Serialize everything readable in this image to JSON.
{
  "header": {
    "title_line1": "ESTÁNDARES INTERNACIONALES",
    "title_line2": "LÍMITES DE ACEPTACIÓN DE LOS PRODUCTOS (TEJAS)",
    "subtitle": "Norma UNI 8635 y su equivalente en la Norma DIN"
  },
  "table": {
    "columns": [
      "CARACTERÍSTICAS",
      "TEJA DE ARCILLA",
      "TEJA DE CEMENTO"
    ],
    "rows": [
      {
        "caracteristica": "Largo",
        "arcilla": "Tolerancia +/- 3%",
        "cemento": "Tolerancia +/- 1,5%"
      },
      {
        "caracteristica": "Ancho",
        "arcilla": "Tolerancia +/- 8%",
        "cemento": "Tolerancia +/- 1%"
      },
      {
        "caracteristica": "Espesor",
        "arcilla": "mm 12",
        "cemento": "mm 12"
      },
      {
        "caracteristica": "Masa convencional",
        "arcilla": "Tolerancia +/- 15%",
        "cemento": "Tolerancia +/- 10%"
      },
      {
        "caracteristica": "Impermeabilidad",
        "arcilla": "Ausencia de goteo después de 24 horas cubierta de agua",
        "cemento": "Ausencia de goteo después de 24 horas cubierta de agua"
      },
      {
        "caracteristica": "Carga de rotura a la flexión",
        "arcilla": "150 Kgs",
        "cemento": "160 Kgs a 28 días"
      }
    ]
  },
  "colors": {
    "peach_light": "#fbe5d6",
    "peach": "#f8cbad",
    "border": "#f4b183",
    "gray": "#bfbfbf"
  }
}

(Goal)
Take the entries and copy them out exactly.

(Result below)
Serialize everything readable in this image to JSON.
{
  "header": {
    "title_line1": "ESTÁNDARES INTERNACIONALES",
    "title_line2": "LÍMITES DE ACEPTACIÓN DE LOS PRODUCTOS (TEJAS)",
    "subtitle": "Norma UNI 8635 y su equivalente en la Norma DIN"
  },
  "table": {
    "columns": [
      "CARACTERÍSTICAS",
      "TEJA DE ARCILLA",
      "TEJA DE CEMENTO"
    ],
    "rows": [
      {
        "caracteristica": "Largo",
        "arcilla": "Tolerancia +/- 3%",
        "cemento": "Tolerancia +/- 1,5%"
      },
      {
        "caracteristica": "Ancho",
        "arcilla": "Tolerancia +/- 8%",
        "cemento": "Tolerancia +/- 1%"
      },
      {
        "caracteristica": "Espesor",
        "arcilla": "mm 12",
        "cemento": "mm 12"
      },
      {
        "caracteristica": "Masa convencional",
        "arcilla": "Tolerancia +/- 15%",
        "cemento": "Tolerancia +/- 10%"
      },
      {
        "caracteristica": "Impermeabilidad",
        "arcilla": "Ausencia de goteo después de 24 horas cubierta de agua",
        "cemento": "Ausencia de goteo después de 24 horas cubierta de agua"
      },
      {
        "caracteristica": "Carga de rotura a la flexión",
        "arcilla": "150 Kgs",
        "cemento": "160 Kgs a 28 días"
      }
    ]
  },
  "colors": {
    "peach_light": "#fbe5d6",
    "peach": "#f8cbad",
    "border": "#f4b183",
    "gray": "#bfbfbf"
  }
}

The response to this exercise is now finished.